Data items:

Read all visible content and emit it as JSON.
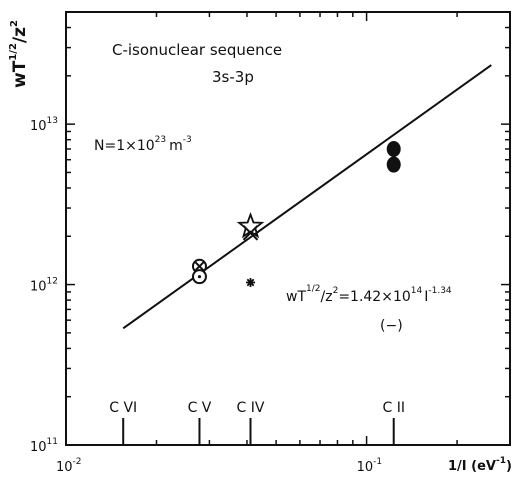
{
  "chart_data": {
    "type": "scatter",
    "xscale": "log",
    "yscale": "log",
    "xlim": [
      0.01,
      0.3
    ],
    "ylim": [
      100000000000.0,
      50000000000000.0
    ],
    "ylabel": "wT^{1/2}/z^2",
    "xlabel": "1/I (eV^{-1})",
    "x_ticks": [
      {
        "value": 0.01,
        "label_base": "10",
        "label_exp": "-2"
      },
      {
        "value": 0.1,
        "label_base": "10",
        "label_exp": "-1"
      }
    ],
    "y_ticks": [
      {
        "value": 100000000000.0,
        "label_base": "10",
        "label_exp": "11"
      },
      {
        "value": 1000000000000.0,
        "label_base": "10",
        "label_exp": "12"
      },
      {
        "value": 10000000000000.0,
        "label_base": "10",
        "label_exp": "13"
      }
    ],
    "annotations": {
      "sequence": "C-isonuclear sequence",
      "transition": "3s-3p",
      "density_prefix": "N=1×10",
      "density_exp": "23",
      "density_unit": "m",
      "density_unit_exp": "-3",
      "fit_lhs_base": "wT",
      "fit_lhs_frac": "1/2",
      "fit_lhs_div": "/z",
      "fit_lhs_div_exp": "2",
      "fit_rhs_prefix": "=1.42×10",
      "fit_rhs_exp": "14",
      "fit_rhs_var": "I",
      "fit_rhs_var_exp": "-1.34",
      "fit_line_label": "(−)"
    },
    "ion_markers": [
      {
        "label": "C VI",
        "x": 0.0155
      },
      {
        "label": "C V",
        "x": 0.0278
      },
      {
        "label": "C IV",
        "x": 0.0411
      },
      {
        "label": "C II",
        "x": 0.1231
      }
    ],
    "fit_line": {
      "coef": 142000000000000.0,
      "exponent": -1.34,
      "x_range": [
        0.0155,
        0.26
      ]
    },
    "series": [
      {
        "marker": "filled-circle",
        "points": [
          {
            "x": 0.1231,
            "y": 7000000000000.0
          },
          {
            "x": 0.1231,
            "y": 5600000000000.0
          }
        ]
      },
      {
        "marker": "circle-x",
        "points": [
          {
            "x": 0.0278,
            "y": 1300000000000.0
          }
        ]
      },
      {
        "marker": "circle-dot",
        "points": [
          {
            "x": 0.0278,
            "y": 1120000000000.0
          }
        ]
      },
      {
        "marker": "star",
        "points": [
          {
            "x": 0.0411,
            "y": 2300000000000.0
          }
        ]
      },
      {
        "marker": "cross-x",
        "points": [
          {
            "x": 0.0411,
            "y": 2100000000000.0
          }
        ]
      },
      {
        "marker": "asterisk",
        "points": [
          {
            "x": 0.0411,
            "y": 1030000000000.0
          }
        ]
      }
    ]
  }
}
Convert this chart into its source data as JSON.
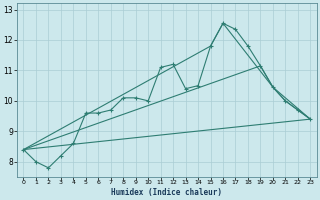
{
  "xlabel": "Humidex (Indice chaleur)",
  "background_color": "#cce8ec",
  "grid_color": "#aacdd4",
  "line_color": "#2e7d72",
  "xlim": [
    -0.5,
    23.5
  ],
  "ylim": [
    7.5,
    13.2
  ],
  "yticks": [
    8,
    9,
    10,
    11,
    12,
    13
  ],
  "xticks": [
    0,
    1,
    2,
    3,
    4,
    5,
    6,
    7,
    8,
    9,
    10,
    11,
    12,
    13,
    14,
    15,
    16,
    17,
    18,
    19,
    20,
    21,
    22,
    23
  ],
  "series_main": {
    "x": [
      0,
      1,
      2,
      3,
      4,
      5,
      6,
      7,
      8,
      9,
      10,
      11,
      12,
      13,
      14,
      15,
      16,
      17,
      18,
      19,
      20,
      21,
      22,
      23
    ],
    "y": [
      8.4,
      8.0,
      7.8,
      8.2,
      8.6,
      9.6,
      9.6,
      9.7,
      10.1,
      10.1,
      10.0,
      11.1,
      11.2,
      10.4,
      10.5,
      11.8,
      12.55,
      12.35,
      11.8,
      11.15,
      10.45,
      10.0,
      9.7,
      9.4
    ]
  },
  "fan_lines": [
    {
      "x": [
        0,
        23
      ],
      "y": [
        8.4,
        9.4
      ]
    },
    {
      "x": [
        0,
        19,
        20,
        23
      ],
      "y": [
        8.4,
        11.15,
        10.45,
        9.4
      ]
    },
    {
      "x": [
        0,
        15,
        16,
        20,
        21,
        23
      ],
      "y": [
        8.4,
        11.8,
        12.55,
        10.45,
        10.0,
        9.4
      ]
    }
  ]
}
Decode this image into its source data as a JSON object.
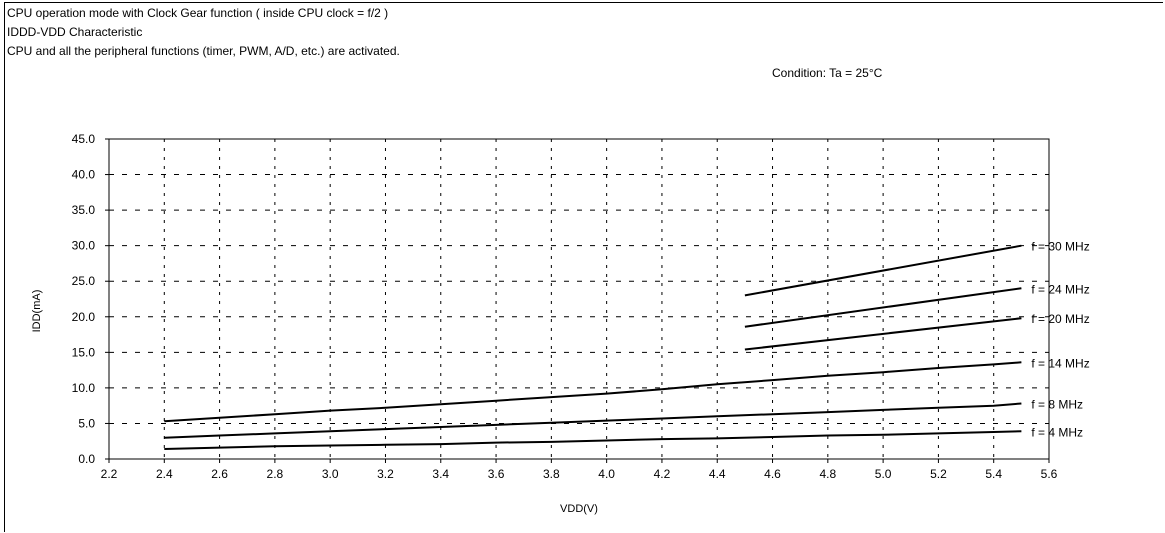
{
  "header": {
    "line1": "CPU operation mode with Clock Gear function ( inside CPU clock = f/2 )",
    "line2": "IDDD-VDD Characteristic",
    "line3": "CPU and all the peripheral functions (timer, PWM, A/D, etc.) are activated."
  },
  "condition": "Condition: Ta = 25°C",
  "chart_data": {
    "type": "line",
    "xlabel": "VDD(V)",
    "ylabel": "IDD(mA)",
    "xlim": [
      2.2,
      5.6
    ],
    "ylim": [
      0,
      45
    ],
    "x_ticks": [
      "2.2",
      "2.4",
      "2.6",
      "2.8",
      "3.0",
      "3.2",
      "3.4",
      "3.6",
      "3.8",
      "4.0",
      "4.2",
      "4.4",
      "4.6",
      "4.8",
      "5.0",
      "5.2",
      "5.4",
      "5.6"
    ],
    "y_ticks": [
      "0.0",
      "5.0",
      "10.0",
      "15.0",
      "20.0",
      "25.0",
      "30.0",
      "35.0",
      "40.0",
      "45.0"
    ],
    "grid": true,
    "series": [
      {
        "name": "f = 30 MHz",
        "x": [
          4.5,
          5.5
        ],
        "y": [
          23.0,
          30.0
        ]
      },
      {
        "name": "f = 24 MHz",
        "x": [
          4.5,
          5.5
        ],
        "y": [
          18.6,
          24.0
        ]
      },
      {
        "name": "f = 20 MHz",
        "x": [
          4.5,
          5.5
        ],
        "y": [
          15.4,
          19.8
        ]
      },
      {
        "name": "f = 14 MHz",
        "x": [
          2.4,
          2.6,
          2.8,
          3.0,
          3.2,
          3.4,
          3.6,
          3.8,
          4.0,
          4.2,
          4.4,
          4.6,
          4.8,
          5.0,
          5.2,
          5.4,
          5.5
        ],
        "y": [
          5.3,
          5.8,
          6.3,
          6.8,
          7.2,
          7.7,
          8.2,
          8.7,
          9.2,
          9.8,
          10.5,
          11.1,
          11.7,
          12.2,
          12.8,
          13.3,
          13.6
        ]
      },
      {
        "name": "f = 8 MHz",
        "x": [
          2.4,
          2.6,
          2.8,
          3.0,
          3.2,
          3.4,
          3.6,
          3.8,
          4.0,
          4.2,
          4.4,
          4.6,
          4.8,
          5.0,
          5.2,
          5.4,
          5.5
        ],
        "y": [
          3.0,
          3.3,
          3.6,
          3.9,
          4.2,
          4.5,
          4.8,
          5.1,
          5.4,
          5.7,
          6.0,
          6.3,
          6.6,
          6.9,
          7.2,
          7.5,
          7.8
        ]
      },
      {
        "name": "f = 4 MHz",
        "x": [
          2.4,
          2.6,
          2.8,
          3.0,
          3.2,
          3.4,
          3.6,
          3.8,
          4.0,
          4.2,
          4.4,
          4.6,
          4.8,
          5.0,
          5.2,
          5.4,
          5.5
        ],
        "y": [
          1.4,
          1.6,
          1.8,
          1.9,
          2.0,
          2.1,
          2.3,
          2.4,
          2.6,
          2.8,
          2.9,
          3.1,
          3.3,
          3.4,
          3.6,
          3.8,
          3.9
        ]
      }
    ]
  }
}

__Task goal__.
Make an exact copy of the whole listing, but don't bring over any pictures.

__Result of this task__.
Read all visible content and emit it as JSON.
{
  "chart_data": {
    "type": "scatter",
    "xscale": "log",
    "yscale": "log",
    "xlim": [
      0.01,
      0.3
    ],
    "ylim": [
      100000000000.0,
      50000000000000.0
    ],
    "ylabel": "wT^{1/2}/z^2",
    "xlabel": "1/I (eV^{-1})",
    "x_ticks": [
      {
        "value": 0.01,
        "label_base": "10",
        "label_exp": "-2"
      },
      {
        "value": 0.1,
        "label_base": "10",
        "label_exp": "-1"
      }
    ],
    "y_ticks": [
      {
        "value": 100000000000.0,
        "label_base": "10",
        "label_exp": "11"
      },
      {
        "value": 1000000000000.0,
        "label_base": "10",
        "label_exp": "12"
      },
      {
        "value": 10000000000000.0,
        "label_base": "10",
        "label_exp": "13"
      }
    ],
    "annotations": {
      "sequence": "C-isonuclear sequence",
      "transition": "3s-3p",
      "density_prefix": "N=1×10",
      "density_exp": "23",
      "density_unit": "m",
      "density_unit_exp": "-3",
      "fit_lhs_base": "wT",
      "fit_lhs_frac": "1/2",
      "fit_lhs_div": "/z",
      "fit_lhs_div_exp": "2",
      "fit_rhs_prefix": "=1.42×10",
      "fit_rhs_exp": "14",
      "fit_rhs_var": "I",
      "fit_rhs_var_exp": "-1.34",
      "fit_line_label": "(−)"
    },
    "ion_markers": [
      {
        "label": "C VI",
        "x": 0.0155
      },
      {
        "label": "C V",
        "x": 0.0278
      },
      {
        "label": "C IV",
        "x": 0.0411
      },
      {
        "label": "C II",
        "x": 0.1231
      }
    ],
    "fit_line": {
      "coef": 142000000000000.0,
      "exponent": -1.34,
      "x_range": [
        0.0155,
        0.26
      ]
    },
    "series": [
      {
        "marker": "filled-circle",
        "points": [
          {
            "x": 0.1231,
            "y": 7000000000000.0
          },
          {
            "x": 0.1231,
            "y": 5600000000000.0
          }
        ]
      },
      {
        "marker": "circle-x",
        "points": [
          {
            "x": 0.0278,
            "y": 1300000000000.0
          }
        ]
      },
      {
        "marker": "circle-dot",
        "points": [
          {
            "x": 0.0278,
            "y": 1120000000000.0
          }
        ]
      },
      {
        "marker": "star",
        "points": [
          {
            "x": 0.0411,
            "y": 2300000000000.0
          }
        ]
      },
      {
        "marker": "cross-x",
        "points": [
          {
            "x": 0.0411,
            "y": 2100000000000.0
          }
        ]
      },
      {
        "marker": "asterisk",
        "points": [
          {
            "x": 0.0411,
            "y": 1030000000000.0
          }
        ]
      }
    ]
  }
}
Convert this chart into its source data as JSON.
{
  "xlabel": "Humidex (Indice chaleur)",
  "background_color": "#cce8ec",
  "grid_color": "#aacdd4",
  "line_color": "#2e7d72",
  "xlim": [
    -0.5,
    23.5
  ],
  "ylim": [
    7.5,
    13.2
  ],
  "yticks": [
    8,
    9,
    10,
    11,
    12,
    13
  ],
  "xticks": [
    0,
    1,
    2,
    3,
    4,
    5,
    6,
    7,
    8,
    9,
    10,
    11,
    12,
    13,
    14,
    15,
    16,
    17,
    18,
    19,
    20,
    21,
    22,
    23
  ],
  "series_main": {
    "x": [
      0,
      1,
      2,
      3,
      4,
      5,
      6,
      7,
      8,
      9,
      10,
      11,
      12,
      13,
      14,
      15,
      16,
      17,
      18,
      19,
      20,
      21,
      22,
      23
    ],
    "y": [
      8.4,
      8.0,
      7.8,
      8.2,
      8.6,
      9.6,
      9.6,
      9.7,
      10.1,
      10.1,
      10.0,
      11.1,
      11.2,
      10.4,
      10.5,
      11.8,
      12.55,
      12.35,
      11.8,
      11.15,
      10.45,
      10.0,
      9.7,
      9.4
    ]
  },
  "fan_lines": [
    {
      "x": [
        0,
        23
      ],
      "y": [
        8.4,
        9.4
      ]
    },
    {
      "x": [
        0,
        19,
        20,
        23
      ],
      "y": [
        8.4,
        11.15,
        10.45,
        9.4
      ]
    },
    {
      "x": [
        0,
        15,
        16,
        20,
        21,
        23
      ],
      "y": [
        8.4,
        11.8,
        12.55,
        10.45,
        10.0,
        9.4
      ]
    }
  ]
}
Decode this image into its source data as a JSON object.
{
  "header": {
    "line1": "CPU operation mode with Clock Gear function ( inside CPU clock = f/2 )",
    "line2": "IDDD-VDD Characteristic",
    "line3": "CPU and all the peripheral functions (timer, PWM, A/D, etc.) are activated."
  },
  "condition": "Condition: Ta = 25°C",
  "chart_data": {
    "type": "line",
    "xlabel": "VDD(V)",
    "ylabel": "IDD(mA)",
    "xlim": [
      2.2,
      5.6
    ],
    "ylim": [
      0,
      45
    ],
    "x_ticks": [
      "2.2",
      "2.4",
      "2.6",
      "2.8",
      "3.0",
      "3.2",
      "3.4",
      "3.6",
      "3.8",
      "4.0",
      "4.2",
      "4.4",
      "4.6",
      "4.8",
      "5.0",
      "5.2",
      "5.4",
      "5.6"
    ],
    "y_ticks": [
      "0.0",
      "5.0",
      "10.0",
      "15.0",
      "20.0",
      "25.0",
      "30.0",
      "35.0",
      "40.0",
      "45.0"
    ],
    "grid": true,
    "series": [
      {
        "name": "f = 30 MHz",
        "x": [
          4.5,
          5.5
        ],
        "y": [
          23.0,
          30.0
        ]
      },
      {
        "name": "f = 24 MHz",
        "x": [
          4.5,
          5.5
        ],
        "y": [
          18.6,
          24.0
        ]
      },
      {
        "name": "f = 20 MHz",
        "x": [
          4.5,
          5.5
        ],
        "y": [
          15.4,
          19.8
        ]
      },
      {
        "name": "f = 14 MHz",
        "x": [
          2.4,
          2.6,
          2.8,
          3.0,
          3.2,
          3.4,
          3.6,
          3.8,
          4.0,
          4.2,
          4.4,
          4.6,
          4.8,
          5.0,
          5.2,
          5.4,
          5.5
        ],
        "y": [
          5.3,
          5.8,
          6.3,
          6.8,
          7.2,
          7.7,
          8.2,
          8.7,
          9.2,
          9.8,
          10.5,
          11.1,
          11.7,
          12.2,
          12.8,
          13.3,
          13.6
        ]
      },
      {
        "name": "f = 8 MHz",
        "x": [
          2.4,
          2.6,
          2.8,
          3.0,
          3.2,
          3.4,
          3.6,
          3.8,
          4.0,
          4.2,
          4.4,
          4.6,
          4.8,
          5.0,
          5.2,
          5.4,
          5.5
        ],
        "y": [
          3.0,
          3.3,
          3.6,
          3.9,
          4.2,
          4.5,
          4.8,
          5.1,
          5.4,
          5.7,
          6.0,
          6.3,
          6.6,
          6.9,
          7.2,
          7.5,
          7.8
        ]
      },
      {
        "name": "f = 4 MHz",
        "x": [
          2.4,
          2.6,
          2.8,
          3.0,
          3.2,
          3.4,
          3.6,
          3.8,
          4.0,
          4.2,
          4.4,
          4.6,
          4.8,
          5.0,
          5.2,
          5.4,
          5.5
        ],
        "y": [
          1.4,
          1.6,
          1.8,
          1.9,
          2.0,
          2.1,
          2.3,
          2.4,
          2.6,
          2.8,
          2.9,
          3.1,
          3.3,
          3.4,
          3.6,
          3.8,
          3.9
        ]
      }
    ]
  }
}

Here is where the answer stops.